Given exercise >>
Retype all of the entries word for word.

Exercise data >>
--------------------------------------------------

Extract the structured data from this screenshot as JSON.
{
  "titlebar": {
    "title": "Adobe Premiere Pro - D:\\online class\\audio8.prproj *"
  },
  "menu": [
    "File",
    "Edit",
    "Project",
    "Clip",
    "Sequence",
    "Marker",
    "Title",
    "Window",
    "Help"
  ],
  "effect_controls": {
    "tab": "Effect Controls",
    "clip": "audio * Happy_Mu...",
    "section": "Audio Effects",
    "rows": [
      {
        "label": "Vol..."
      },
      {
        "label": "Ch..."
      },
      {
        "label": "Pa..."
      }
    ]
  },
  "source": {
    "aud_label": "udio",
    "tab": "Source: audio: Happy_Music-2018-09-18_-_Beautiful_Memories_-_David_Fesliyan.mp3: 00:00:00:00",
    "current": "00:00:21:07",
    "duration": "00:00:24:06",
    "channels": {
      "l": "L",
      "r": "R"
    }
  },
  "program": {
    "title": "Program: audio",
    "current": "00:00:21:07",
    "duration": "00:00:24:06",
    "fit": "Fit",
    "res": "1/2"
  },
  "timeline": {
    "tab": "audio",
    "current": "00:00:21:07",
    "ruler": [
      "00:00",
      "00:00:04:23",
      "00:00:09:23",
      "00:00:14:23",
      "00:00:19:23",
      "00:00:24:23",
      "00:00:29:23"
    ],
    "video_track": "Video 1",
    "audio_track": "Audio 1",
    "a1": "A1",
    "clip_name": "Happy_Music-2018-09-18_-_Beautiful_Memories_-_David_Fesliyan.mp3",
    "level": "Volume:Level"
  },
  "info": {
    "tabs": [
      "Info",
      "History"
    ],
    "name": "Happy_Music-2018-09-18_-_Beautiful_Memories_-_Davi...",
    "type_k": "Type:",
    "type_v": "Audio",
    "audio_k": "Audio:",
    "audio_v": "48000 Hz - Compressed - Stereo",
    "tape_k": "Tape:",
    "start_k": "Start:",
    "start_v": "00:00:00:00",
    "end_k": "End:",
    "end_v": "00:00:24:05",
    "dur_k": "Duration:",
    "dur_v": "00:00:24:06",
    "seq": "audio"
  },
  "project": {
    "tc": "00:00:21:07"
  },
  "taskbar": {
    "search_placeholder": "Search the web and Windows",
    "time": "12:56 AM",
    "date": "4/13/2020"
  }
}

--------------------------------------------------

Task result >>
Extract the structured data from this screenshot as JSON.
{
  "titlebar": {
    "title": "Adobe Premiere Pro - D:\\online class\\audio8.prproj *"
  },
  "menu": [
    "File",
    "Edit",
    "Project",
    "Clip",
    "Sequence",
    "Marker",
    "Title",
    "Window",
    "Help"
  ],
  "effect_controls": {
    "tab": "Effect Controls",
    "clip": "audio * Happy_Mu...",
    "section": "Audio Effects",
    "rows": [
      {
        "label": "Vol..."
      },
      {
        "label": "Ch..."
      },
      {
        "label": "Pa..."
      }
    ]
  },
  "source": {
    "aud_label": "udio",
    "tab": "Source: audio: Happy_Music-2018-09-18_-_Beautiful_Memories_-_David_Fesliyan.mp3: 00:00:00:00",
    "current": "00:00:21:07",
    "duration": "00:00:24:06",
    "channels": {
      "l": "L",
      "r": "R"
    }
  },
  "program": {
    "title": "Program: audio",
    "current": "00:00:21:07",
    "duration": "00:00:24:06",
    "fit": "Fit",
    "res": "1/2"
  },
  "timeline": {
    "tab": "audio",
    "current": "00:00:21:07",
    "ruler": [
      "00:00",
      "00:00:04:23",
      "00:00:09:23",
      "00:00:14:23",
      "00:00:19:23",
      "00:00:24:23",
      "00:00:29:23"
    ],
    "video_track": "Video 1",
    "audio_track": "Audio 1",
    "a1": "A1",
    "clip_name": "Happy_Music-2018-09-18_-_Beautiful_Memories_-_David_Fesliyan.mp3",
    "level": "Volume:Level"
  },
  "info": {
    "tabs": [
      "Info",
      "History"
    ],
    "name": "Happy_Music-2018-09-18_-_Beautiful_Memories_-_Davi...",
    "type_k": "Type:",
    "type_v": "Audio",
    "audio_k": "Audio:",
    "audio_v": "48000 Hz - Compressed - Stereo",
    "tape_k": "Tape:",
    "start_k": "Start:",
    "start_v": "00:00:00:00",
    "end_k": "End:",
    "end_v": "00:00:24:05",
    "dur_k": "Duration:",
    "dur_v": "00:00:24:06",
    "seq": "audio"
  },
  "project": {
    "tc": "00:00:21:07"
  },
  "taskbar": {
    "search_placeholder": "Search the web and Windows",
    "time": "12:56 AM",
    "date": "4/13/2020"
  }
}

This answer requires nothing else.